Go through the entries below and pick out every line with "subtitle".

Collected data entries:

※ ※ ※

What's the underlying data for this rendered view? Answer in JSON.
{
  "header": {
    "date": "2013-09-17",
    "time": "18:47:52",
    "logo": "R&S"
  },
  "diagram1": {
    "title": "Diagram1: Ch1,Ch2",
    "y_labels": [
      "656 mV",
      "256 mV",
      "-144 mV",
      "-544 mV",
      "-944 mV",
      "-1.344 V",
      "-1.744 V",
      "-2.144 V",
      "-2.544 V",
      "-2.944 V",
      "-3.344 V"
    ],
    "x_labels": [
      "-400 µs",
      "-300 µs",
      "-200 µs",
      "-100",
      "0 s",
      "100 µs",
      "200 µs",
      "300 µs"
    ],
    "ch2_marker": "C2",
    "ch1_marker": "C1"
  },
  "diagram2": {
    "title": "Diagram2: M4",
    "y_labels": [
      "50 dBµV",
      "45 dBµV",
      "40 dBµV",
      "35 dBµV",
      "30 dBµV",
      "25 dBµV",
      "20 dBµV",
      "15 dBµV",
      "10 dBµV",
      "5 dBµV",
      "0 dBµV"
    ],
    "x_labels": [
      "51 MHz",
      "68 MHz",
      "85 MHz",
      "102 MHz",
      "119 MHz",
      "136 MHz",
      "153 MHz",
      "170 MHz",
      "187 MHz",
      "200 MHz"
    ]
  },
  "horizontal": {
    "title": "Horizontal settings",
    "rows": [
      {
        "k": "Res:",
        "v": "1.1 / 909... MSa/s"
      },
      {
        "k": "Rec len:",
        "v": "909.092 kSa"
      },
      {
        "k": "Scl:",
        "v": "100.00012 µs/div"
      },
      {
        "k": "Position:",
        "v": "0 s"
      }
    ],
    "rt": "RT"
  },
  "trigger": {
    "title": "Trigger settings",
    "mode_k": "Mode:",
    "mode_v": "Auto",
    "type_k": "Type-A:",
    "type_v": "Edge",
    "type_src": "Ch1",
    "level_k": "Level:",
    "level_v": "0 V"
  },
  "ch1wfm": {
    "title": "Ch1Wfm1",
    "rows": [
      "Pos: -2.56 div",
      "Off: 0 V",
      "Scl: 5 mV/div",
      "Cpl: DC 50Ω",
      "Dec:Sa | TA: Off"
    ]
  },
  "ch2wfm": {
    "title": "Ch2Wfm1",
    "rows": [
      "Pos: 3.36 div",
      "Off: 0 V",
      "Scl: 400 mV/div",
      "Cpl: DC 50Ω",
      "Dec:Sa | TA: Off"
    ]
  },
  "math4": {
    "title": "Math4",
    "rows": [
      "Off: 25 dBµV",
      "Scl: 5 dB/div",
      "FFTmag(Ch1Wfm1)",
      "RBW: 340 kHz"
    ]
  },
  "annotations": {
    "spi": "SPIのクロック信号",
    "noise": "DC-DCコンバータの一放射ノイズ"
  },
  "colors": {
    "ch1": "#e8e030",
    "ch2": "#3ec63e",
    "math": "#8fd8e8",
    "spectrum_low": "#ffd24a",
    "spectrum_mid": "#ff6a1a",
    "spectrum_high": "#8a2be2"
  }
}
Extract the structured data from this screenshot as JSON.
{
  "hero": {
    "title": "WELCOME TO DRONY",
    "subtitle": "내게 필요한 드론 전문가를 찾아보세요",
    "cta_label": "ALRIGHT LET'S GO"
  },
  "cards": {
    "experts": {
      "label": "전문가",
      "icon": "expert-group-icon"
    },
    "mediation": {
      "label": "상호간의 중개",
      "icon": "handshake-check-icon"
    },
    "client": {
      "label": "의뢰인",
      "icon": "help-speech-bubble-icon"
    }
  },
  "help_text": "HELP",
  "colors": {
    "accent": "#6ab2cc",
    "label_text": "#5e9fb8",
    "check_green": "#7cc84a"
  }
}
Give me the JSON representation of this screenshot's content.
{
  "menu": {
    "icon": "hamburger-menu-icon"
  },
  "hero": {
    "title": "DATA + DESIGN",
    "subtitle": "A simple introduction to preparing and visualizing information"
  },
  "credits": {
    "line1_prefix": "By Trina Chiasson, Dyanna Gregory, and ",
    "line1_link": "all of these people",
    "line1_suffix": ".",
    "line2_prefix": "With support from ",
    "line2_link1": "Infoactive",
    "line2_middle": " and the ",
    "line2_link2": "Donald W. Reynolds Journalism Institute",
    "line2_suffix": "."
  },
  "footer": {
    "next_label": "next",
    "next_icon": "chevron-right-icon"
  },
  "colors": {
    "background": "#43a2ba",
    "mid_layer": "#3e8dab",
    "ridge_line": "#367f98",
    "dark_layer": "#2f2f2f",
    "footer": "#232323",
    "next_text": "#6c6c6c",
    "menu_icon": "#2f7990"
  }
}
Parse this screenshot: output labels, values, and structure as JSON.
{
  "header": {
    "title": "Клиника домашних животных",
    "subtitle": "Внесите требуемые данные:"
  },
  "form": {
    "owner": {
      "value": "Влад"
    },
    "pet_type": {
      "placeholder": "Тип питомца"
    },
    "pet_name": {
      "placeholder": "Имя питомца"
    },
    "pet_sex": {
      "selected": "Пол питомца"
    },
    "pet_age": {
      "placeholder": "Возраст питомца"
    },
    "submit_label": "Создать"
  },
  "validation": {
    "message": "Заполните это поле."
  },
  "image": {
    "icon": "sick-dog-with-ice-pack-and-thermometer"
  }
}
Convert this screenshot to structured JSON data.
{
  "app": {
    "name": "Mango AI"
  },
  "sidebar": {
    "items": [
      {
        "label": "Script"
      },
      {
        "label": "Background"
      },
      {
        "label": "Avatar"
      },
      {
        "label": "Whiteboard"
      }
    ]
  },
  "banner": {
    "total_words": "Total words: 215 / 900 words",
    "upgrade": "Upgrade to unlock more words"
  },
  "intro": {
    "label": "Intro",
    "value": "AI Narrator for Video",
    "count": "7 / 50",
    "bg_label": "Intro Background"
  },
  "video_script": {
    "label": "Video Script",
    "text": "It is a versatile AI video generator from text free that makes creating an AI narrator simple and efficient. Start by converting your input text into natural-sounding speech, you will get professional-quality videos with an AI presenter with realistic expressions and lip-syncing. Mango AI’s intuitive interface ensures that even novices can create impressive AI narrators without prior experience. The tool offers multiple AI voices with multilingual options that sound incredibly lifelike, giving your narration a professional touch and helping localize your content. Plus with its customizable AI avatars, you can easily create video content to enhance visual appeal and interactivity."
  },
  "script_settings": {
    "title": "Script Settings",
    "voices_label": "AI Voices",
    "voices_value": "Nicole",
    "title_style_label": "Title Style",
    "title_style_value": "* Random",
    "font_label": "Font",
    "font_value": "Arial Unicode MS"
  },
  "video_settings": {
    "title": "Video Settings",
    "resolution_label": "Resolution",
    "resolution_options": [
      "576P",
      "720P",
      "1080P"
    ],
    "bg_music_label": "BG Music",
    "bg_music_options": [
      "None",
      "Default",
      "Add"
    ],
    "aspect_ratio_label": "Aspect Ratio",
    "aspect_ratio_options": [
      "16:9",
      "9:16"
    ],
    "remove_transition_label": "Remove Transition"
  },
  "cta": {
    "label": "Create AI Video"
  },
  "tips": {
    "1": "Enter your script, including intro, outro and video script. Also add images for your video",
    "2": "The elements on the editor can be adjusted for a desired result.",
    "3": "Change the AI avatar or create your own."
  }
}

※ ※ ※

FINAL RESULT:
    "subtitle": "내게 필요한 드론 전문가를 찾아보세요",
    "subtitle": "A simple introduction to preparing and visualizing information"
    "subtitle": "Внесите требуемые данные:"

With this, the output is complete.